[Start]
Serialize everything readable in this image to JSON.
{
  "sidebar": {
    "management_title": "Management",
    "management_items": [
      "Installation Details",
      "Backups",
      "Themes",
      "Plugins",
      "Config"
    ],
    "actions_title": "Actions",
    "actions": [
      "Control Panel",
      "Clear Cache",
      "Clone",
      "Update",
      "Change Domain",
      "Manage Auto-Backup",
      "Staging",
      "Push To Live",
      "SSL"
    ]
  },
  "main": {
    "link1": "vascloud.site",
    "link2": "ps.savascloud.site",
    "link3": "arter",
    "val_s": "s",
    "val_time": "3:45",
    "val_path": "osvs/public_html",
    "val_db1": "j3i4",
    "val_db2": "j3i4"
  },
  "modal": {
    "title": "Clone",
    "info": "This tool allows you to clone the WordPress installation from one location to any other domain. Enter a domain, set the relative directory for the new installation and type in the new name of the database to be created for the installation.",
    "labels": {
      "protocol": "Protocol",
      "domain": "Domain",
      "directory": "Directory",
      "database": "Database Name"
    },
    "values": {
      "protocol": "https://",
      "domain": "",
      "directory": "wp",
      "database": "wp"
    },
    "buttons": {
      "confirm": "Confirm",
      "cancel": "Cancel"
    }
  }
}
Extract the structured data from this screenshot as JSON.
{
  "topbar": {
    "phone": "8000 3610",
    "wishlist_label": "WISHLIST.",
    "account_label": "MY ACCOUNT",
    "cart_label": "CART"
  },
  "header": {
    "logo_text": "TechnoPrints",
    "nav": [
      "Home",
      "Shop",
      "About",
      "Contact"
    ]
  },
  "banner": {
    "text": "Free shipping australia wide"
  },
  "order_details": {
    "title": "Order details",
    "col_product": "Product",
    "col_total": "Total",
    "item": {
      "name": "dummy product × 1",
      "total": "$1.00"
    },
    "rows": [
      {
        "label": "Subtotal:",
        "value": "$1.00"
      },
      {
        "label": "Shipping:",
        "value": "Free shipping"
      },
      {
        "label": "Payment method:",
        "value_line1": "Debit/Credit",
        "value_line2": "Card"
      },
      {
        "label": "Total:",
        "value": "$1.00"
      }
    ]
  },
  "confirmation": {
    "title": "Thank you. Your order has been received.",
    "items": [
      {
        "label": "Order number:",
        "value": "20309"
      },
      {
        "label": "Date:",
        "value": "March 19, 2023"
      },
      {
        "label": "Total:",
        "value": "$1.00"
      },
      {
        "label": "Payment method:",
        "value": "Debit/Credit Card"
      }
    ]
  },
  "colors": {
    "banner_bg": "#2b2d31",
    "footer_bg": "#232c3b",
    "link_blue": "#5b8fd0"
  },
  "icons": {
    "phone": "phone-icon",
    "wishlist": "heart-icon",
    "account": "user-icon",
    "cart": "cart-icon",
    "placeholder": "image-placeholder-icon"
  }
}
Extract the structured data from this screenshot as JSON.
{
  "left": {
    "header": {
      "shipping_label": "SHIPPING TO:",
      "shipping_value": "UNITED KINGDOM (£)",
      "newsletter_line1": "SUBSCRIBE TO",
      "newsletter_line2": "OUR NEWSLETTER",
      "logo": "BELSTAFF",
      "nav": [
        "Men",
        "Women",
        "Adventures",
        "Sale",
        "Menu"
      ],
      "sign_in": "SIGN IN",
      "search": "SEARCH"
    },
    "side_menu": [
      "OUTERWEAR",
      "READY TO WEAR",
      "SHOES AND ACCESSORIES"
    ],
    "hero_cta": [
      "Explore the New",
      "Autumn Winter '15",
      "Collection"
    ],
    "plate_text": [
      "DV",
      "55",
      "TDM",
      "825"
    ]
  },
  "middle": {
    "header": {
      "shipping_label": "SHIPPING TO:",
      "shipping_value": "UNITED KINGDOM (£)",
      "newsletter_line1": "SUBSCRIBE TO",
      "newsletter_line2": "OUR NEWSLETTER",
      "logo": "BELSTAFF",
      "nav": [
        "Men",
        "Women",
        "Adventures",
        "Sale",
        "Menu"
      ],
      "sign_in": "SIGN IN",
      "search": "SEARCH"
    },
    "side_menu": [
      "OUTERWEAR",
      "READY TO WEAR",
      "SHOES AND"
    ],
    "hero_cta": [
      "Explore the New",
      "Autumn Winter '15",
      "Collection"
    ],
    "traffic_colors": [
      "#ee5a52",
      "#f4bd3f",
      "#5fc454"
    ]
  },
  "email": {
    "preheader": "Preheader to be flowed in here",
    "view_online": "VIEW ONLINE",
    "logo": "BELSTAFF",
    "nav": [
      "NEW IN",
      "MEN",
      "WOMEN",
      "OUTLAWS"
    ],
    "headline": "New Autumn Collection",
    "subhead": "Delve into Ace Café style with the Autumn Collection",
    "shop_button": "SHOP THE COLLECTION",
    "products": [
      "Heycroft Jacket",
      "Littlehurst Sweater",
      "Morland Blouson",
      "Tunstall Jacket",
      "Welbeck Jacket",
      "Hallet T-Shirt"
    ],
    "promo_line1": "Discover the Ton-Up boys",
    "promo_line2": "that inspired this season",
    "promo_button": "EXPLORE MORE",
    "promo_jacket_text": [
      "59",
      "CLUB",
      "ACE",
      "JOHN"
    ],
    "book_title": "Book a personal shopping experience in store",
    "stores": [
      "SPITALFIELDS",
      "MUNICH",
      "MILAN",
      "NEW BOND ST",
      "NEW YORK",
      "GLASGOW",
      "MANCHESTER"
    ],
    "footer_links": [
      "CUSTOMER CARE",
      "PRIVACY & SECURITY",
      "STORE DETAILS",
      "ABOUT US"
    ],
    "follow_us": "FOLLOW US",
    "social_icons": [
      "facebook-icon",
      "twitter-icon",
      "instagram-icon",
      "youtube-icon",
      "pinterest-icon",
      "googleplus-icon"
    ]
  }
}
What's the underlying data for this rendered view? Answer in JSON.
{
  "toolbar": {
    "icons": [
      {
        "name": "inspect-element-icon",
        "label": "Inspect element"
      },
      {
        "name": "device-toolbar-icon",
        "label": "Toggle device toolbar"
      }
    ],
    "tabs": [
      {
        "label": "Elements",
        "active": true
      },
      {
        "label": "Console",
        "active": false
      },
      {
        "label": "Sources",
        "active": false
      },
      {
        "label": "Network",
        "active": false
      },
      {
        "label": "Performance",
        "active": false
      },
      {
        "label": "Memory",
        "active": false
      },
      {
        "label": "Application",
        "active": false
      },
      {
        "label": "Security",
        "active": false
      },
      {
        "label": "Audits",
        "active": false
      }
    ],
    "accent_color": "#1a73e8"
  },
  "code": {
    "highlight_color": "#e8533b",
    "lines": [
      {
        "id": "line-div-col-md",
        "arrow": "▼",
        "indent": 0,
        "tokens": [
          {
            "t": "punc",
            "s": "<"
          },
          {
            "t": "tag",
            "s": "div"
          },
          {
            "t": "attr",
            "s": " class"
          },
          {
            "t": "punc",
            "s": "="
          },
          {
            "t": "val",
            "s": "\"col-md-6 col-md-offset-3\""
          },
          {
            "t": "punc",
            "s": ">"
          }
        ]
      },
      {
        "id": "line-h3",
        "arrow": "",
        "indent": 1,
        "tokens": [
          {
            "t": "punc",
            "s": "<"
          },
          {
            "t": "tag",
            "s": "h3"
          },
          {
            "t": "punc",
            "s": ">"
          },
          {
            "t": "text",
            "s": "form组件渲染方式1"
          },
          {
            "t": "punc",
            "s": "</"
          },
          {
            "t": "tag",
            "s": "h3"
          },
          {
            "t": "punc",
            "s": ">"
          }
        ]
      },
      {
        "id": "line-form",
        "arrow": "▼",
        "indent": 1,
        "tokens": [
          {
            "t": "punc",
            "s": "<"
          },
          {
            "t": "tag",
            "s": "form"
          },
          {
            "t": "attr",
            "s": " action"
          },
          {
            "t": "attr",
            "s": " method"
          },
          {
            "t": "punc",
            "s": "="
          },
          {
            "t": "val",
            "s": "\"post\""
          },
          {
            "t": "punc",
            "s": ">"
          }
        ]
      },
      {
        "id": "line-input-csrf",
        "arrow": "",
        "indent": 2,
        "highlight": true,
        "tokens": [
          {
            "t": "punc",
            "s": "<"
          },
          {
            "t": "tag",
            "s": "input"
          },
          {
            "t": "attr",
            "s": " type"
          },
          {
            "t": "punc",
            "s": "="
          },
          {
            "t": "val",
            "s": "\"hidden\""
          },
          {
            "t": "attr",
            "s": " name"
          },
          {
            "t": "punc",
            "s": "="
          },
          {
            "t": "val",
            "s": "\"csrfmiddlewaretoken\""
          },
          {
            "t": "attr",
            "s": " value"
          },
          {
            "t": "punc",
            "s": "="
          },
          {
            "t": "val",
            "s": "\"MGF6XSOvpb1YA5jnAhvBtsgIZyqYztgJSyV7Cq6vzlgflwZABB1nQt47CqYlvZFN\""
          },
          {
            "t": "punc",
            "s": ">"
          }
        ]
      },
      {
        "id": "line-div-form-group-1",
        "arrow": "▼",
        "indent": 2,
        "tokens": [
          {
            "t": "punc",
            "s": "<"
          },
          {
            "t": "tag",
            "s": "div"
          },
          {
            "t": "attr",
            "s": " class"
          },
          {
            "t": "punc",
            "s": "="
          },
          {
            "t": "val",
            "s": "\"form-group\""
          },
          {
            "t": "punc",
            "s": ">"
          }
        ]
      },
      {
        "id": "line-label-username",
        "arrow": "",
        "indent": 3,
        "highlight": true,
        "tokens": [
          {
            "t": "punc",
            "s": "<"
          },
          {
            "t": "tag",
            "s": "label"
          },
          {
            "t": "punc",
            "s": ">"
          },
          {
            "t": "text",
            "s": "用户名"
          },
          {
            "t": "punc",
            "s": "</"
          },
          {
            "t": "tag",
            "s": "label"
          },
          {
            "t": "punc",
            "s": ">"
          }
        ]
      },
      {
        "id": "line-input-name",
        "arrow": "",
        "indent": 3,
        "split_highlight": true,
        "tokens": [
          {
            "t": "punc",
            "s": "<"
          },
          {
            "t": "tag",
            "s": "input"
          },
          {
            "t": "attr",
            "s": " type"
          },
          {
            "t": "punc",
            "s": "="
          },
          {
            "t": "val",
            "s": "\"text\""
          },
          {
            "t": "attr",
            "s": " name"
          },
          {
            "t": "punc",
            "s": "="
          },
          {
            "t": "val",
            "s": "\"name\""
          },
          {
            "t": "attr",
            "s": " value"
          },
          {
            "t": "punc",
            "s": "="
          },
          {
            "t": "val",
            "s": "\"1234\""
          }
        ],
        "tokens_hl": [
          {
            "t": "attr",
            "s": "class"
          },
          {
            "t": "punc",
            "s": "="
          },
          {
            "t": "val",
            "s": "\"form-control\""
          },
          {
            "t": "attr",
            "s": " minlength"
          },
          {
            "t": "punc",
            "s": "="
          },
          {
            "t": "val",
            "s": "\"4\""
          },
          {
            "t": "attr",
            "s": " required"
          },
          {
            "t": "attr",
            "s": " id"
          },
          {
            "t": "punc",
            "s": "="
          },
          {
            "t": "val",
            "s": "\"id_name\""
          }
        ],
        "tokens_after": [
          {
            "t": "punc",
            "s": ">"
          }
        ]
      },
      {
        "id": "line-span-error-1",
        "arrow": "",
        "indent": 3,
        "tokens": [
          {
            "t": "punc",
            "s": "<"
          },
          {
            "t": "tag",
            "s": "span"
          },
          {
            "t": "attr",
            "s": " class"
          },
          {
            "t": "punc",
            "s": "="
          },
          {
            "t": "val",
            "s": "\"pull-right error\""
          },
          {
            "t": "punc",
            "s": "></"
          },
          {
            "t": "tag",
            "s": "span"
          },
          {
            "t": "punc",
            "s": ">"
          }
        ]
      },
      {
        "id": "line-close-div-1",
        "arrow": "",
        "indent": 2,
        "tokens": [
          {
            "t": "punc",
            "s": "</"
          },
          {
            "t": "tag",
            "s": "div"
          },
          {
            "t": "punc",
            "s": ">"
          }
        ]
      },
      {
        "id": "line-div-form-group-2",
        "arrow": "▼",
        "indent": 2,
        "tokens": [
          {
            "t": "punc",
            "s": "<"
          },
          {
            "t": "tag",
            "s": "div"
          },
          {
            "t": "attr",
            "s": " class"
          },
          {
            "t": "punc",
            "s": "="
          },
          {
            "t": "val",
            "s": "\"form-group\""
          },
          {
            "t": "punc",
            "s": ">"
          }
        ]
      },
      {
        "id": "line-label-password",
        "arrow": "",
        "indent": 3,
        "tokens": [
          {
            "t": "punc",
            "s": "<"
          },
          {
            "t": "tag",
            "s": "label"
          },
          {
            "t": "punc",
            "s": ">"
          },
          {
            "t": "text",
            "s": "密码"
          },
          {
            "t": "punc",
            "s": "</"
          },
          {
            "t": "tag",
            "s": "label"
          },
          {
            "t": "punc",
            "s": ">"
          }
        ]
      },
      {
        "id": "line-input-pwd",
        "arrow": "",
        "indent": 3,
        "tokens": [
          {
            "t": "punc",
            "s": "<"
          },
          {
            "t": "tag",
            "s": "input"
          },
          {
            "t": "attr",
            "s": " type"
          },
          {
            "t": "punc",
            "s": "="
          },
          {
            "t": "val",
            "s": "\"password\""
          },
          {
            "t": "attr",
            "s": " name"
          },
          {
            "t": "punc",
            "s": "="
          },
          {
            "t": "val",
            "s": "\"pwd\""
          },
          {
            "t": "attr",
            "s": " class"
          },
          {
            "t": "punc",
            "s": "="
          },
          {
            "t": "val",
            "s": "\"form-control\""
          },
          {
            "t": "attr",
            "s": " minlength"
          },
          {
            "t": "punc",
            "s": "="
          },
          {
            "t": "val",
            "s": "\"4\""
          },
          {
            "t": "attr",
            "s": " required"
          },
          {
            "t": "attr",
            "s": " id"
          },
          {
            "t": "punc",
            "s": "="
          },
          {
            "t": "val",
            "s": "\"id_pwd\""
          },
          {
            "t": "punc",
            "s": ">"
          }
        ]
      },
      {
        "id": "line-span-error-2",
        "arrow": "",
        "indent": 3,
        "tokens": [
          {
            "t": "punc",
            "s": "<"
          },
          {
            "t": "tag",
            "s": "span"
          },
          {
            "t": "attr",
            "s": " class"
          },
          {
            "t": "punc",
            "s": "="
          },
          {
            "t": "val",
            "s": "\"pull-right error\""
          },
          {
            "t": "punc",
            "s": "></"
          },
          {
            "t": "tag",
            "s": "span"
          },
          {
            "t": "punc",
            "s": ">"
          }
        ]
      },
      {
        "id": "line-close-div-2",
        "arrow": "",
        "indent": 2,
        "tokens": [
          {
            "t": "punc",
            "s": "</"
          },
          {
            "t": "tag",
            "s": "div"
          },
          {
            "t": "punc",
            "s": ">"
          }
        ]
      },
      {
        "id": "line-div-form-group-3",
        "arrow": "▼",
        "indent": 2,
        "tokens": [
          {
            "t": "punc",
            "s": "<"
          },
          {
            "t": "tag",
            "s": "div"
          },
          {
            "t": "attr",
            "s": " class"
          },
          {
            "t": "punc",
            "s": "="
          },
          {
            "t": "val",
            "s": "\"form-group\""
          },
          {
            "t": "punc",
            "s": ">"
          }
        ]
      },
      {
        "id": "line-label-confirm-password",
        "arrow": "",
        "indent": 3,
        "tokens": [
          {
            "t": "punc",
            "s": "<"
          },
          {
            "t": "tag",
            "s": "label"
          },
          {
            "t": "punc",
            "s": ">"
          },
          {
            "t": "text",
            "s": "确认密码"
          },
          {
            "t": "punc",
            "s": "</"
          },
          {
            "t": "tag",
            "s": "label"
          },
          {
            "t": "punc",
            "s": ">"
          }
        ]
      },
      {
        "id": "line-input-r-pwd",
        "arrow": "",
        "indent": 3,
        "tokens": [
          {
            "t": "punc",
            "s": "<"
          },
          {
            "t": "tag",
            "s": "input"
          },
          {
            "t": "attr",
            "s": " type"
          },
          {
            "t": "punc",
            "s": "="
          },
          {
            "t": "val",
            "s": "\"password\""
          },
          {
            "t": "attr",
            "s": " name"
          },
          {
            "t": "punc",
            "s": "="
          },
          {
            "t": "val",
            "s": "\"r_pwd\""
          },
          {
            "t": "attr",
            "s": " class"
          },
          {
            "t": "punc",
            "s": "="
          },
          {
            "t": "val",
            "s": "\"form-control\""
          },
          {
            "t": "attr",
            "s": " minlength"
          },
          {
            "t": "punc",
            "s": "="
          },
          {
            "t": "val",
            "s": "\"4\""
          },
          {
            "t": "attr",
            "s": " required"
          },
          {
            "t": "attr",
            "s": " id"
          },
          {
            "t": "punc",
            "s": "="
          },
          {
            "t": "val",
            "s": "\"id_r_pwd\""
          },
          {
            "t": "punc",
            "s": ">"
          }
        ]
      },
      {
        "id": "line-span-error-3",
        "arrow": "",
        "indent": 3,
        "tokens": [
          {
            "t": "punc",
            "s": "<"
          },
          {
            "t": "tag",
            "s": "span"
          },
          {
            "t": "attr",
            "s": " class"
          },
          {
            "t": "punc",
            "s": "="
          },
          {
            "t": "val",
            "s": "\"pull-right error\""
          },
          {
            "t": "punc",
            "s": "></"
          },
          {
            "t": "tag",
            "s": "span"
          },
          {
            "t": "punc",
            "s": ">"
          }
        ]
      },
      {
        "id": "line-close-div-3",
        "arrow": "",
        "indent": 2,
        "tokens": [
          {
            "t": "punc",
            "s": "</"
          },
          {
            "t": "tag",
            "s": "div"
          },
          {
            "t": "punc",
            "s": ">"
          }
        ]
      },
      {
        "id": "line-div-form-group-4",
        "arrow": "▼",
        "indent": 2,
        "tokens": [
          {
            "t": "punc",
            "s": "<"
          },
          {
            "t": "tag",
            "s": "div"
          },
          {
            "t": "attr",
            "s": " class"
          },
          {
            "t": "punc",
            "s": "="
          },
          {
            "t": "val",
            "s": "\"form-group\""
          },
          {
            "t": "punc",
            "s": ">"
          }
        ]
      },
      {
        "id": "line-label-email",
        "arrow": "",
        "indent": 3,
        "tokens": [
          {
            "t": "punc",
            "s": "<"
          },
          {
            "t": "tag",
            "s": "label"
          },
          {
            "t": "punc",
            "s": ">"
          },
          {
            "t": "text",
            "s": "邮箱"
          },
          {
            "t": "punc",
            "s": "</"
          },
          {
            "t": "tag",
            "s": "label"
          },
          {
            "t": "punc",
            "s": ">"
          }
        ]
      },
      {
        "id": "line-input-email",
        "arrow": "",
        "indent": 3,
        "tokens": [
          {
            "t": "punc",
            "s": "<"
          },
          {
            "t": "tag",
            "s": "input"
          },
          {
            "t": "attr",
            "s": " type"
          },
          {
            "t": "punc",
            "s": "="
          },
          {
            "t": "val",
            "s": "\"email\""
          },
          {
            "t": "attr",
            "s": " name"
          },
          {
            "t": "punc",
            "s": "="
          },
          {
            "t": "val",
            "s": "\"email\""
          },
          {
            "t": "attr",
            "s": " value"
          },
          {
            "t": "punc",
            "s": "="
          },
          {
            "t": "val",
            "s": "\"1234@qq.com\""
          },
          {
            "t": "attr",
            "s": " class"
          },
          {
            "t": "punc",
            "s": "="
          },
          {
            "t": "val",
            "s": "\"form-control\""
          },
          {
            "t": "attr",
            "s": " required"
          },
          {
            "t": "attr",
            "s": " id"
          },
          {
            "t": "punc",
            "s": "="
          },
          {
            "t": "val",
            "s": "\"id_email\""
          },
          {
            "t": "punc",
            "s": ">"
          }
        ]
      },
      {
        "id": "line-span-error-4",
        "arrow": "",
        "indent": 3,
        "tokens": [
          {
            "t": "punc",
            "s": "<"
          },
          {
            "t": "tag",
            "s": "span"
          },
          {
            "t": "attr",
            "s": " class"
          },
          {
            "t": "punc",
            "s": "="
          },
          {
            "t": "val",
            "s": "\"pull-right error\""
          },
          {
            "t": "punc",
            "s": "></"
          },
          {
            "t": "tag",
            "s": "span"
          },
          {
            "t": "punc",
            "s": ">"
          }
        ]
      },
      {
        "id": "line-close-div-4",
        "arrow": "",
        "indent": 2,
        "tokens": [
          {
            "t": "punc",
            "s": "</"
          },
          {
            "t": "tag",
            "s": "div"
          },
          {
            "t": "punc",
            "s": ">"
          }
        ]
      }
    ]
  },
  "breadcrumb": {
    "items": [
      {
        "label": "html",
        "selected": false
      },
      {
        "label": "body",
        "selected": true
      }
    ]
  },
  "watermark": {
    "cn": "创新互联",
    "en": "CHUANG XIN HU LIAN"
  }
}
[End]
▶ _WORK TO COMPLETE_
Copy out the lines that hold "password".

▶ _WRITTEN SOLUTION_
        "id": "line-label-password",
            "s": "\"password\""
        "id": "line-label-confirm-password",
            "s": "\"password\""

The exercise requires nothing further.